Given task
Go through the data and copy every line exactly, but not the images.

Input
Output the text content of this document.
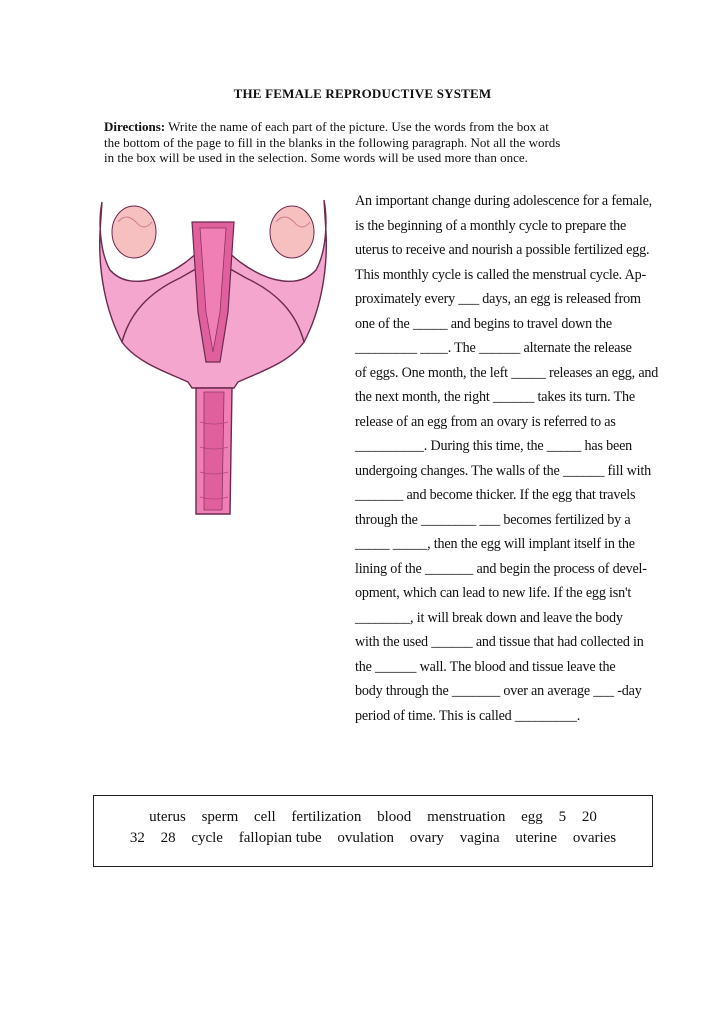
THE FEMALE REPRODUCTIVE SYSTEM
Directions: Write the name of each part of the picture. Use the words from the box at
the bottom of the page to fill in the blanks in the following paragraph. Not all the words
in the box will be used in the selection. Some words will be used more than once.
An important change during adolescence for a female,
is the beginning of a monthly cycle to prepare the
uterus to receive and nourish a possible fertilized egg.
This monthly cycle is called the menstrual cycle. Ap-
proximately every ___ days, an egg is released from
one of the _____ and begins to travel down the
_________ ____. The ______ alternate the release
of eggs. One month, the left _____ releases an egg, and
the next month, the right ______ takes its turn. The
release of an egg from an ovary is referred to as
__________. During this time, the _____ has been
undergoing changes. The walls of the ______ fill with
_______ and become thicker. If the egg that travels
through the ________ ___ becomes fertilized by a
_____ _____, then the egg will implant itself in the
lining of the _______ and begin the process of devel-
opment, which can lead to new life. If the egg isn't
________, it will break down and leave the body
with the used ______ and tissue that had collected in
the ______ wall. The blood and tissue leave the
body through the _______ over an average ___ -day
period of time. This is called _________.
uterus sperm cell fertilization blood menstruation egg 5 20
32 28 cycle fallopian tube ovulation ovary vagina uterine ovaries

Written answer
Output the text content of this document.
THE FEMALE REPRODUCTIVE SYSTEM
Directions: Write the name of each part of the picture. Use the words from the box at
the bottom of the page to fill in the blanks in the following paragraph. Not all the words
in the box will be used in the selection. Some words will be used more than once.
An important change during adolescence for a female,
is the beginning of a monthly cycle to prepare the
uterus to receive and nourish a possible fertilized egg.
This monthly cycle is called the menstrual cycle. Ap-
proximately every ___ days, an egg is released from
one of the _____ and begins to travel down the
_________ ____. The ______ alternate the release
of eggs. One month, the left _____ releases an egg, and
the next month, the right ______ takes its turn. The
release of an egg from an ovary is referred to as
__________. During this time, the _____ has been
undergoing changes. The walls of the ______ fill with
_______ and become thicker. If the egg that travels
through the ________ ___ becomes fertilized by a
_____ _____, then the egg will implant itself in the
lining of the _______ and begin the process of devel-
opment, which can lead to new life. If the egg isn't
________, it will break down and leave the body
with the used ______ and tissue that had collected in
the ______ wall. The blood and tissue leave the
body through the _______ over an average ___ -day
period of time. This is called _________.
uterus sperm cell fertilization blood menstruation egg 5 20
32 28 cycle fallopian tube ovulation ovary vagina uterine ovaries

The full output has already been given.